### Prompt:
Write out the complete material exactly as it stands.

### Supplied records:
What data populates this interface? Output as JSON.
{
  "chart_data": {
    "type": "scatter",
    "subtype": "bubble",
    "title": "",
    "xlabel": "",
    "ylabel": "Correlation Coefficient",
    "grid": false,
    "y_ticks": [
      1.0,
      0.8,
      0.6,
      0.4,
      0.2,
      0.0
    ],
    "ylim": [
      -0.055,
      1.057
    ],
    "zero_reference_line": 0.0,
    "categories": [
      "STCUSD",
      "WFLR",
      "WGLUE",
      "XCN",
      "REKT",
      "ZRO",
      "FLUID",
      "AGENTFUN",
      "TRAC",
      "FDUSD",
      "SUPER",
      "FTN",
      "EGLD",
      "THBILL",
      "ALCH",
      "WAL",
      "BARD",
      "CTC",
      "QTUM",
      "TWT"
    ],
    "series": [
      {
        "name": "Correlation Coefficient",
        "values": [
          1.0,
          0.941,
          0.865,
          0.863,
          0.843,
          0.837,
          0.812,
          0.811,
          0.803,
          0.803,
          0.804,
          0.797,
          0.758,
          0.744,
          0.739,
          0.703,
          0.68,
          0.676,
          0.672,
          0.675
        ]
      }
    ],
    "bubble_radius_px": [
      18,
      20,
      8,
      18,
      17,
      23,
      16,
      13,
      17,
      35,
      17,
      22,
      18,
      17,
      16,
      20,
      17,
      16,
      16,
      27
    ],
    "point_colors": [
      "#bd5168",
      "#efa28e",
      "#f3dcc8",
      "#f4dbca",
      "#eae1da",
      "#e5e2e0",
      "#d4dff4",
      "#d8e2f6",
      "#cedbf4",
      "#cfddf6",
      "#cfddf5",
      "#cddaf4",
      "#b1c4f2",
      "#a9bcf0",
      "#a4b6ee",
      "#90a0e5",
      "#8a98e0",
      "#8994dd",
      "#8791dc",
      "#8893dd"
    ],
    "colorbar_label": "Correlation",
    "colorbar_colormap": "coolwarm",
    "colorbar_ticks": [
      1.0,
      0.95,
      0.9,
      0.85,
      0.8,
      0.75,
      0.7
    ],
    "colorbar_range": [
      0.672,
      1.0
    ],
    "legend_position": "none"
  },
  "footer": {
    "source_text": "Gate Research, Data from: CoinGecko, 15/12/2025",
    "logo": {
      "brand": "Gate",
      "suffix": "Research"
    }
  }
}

### Expected output:
What data populates this interface? Output as JSON.
{
  "chart_data": {
    "type": "scatter",
    "subtype": "bubble",
    "title": "",
    "xlabel": "",
    "ylabel": "Correlation Coefficient",
    "grid": false,
    "y_ticks": [
      1.0,
      0.8,
      0.6,
      0.4,
      0.2,
      0.0
    ],
    "ylim": [
      -0.055,
      1.057
    ],
    "zero_reference_line": 0.0,
    "categories": [
      "STCUSD",
      "WFLR",
      "WGLUE",
      "XCN",
      "REKT",
      "ZRO",
      "FLUID",
      "AGENTFUN",
      "TRAC",
      "FDUSD",
      "SUPER",
      "FTN",
      "EGLD",
      "THBILL",
      "ALCH",
      "WAL",
      "BARD",
      "CTC",
      "QTUM",
      "TWT"
    ],
    "series": [
      {
        "name": "Correlation Coefficient",
        "values": [
          1.0,
          0.941,
          0.865,
          0.863,
          0.843,
          0.837,
          0.812,
          0.811,
          0.803,
          0.803,
          0.804,
          0.797,
          0.758,
          0.744,
          0.739,
          0.703,
          0.68,
          0.676,
          0.672,
          0.675
        ]
      }
    ],
    "bubble_radius_px": [
      18,
      20,
      8,
      18,
      17,
      23,
      16,
      13,
      17,
      35,
      17,
      22,
      18,
      17,
      16,
      20,
      17,
      16,
      16,
      27
    ],
    "point_colors": [
      "#bd5168",
      "#efa28e",
      "#f3dcc8",
      "#f4dbca",
      "#eae1da",
      "#e5e2e0",
      "#d4dff4",
      "#d8e2f6",
      "#cedbf4",
      "#cfddf6",
      "#cfddf5",
      "#cddaf4",
      "#b1c4f2",
      "#a9bcf0",
      "#a4b6ee",
      "#90a0e5",
      "#8a98e0",
      "#8994dd",
      "#8791dc",
      "#8893dd"
    ],
    "colorbar_label": "Correlation",
    "colorbar_colormap": "coolwarm",
    "colorbar_ticks": [
      1.0,
      0.95,
      0.9,
      0.85,
      0.8,
      0.75,
      0.7
    ],
    "colorbar_range": [
      0.672,
      1.0
    ],
    "legend_position": "none"
  },
  "footer": {
    "source_text": "Gate Research, Data from: CoinGecko, 15/12/2025",
    "logo": {
      "brand": "Gate",
      "suffix": "Research"
    }
  }
}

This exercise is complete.